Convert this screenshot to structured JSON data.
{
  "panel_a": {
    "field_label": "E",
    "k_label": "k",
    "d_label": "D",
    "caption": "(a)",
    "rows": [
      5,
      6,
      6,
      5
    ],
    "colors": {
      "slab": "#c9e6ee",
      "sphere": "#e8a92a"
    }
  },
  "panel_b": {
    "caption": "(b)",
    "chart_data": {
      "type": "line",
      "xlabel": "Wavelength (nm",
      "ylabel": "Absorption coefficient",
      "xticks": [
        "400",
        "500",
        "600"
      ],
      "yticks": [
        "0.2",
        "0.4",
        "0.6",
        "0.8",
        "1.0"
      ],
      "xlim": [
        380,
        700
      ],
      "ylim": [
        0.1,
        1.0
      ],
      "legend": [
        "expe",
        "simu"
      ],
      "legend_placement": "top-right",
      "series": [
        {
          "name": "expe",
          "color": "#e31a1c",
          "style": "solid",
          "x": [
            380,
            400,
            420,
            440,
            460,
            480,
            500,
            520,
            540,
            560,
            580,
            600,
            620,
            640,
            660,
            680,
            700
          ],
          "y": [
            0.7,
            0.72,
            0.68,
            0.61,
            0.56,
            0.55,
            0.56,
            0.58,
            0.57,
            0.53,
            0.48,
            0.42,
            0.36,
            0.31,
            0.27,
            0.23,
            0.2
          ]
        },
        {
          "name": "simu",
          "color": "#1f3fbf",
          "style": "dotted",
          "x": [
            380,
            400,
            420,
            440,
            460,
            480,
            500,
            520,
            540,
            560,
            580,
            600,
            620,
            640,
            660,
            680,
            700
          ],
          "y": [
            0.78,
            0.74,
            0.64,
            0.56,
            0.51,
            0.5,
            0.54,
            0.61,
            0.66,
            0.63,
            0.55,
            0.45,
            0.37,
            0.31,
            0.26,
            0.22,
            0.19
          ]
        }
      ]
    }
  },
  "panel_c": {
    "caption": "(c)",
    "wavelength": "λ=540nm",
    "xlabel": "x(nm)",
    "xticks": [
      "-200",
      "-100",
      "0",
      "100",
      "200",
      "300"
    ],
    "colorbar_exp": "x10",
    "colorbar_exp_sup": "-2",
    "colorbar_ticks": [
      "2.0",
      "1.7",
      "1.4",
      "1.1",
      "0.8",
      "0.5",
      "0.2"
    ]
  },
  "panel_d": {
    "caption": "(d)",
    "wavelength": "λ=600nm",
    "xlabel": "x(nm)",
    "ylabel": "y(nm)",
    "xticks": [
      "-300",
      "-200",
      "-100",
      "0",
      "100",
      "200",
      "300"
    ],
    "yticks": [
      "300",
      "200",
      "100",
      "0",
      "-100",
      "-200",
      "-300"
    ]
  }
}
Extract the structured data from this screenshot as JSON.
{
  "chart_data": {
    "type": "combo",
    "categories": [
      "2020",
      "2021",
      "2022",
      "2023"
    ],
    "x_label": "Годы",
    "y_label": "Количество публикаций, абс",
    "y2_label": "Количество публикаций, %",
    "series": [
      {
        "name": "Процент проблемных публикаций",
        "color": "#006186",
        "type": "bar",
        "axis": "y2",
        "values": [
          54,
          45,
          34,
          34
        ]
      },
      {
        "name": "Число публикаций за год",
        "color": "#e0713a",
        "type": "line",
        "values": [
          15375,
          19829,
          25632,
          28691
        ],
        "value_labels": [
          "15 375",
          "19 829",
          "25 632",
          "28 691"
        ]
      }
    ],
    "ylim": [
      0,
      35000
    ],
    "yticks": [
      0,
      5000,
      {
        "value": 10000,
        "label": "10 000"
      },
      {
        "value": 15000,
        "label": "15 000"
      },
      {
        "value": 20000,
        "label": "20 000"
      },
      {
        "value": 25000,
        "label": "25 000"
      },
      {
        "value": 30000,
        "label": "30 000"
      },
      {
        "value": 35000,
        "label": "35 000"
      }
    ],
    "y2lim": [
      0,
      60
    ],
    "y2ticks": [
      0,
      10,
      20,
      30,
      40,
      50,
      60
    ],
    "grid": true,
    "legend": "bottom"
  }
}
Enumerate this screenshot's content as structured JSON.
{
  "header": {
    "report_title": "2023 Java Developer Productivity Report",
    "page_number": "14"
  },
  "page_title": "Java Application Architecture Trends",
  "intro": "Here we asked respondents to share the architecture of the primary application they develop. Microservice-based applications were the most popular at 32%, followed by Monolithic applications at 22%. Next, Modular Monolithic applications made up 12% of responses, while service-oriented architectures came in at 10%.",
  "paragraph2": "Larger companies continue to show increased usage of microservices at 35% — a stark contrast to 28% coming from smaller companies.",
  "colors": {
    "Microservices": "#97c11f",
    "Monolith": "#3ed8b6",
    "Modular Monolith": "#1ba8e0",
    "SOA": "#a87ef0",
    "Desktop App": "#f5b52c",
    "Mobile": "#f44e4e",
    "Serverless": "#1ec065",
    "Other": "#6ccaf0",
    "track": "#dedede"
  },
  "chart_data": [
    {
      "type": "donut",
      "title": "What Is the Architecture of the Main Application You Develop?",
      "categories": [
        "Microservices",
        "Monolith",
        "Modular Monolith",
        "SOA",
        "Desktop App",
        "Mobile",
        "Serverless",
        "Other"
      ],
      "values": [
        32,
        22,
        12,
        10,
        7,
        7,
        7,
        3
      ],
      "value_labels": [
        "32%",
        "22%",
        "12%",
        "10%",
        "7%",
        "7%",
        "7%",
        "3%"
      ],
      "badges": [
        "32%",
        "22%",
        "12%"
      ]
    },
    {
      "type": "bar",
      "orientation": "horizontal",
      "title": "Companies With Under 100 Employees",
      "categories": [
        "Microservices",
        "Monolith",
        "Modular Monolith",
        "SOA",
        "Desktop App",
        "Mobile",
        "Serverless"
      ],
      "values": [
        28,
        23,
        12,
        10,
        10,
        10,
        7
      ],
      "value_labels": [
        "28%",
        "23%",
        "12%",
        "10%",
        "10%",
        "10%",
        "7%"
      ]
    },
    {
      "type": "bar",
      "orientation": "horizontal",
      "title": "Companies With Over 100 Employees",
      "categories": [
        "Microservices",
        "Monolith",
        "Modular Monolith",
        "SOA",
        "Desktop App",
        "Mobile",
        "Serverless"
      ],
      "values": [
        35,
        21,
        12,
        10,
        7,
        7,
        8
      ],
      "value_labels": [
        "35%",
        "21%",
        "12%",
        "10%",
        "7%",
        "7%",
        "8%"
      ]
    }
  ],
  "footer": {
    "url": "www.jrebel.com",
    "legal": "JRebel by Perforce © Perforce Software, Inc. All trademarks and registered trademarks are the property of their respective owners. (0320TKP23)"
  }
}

┄┄┄┄┄┄┄┄┄┄

◆ **Set exercise**: Report how many lines of the listing hold the word "Количество", with nothing but the number.

◆ **Solution to this task**: 2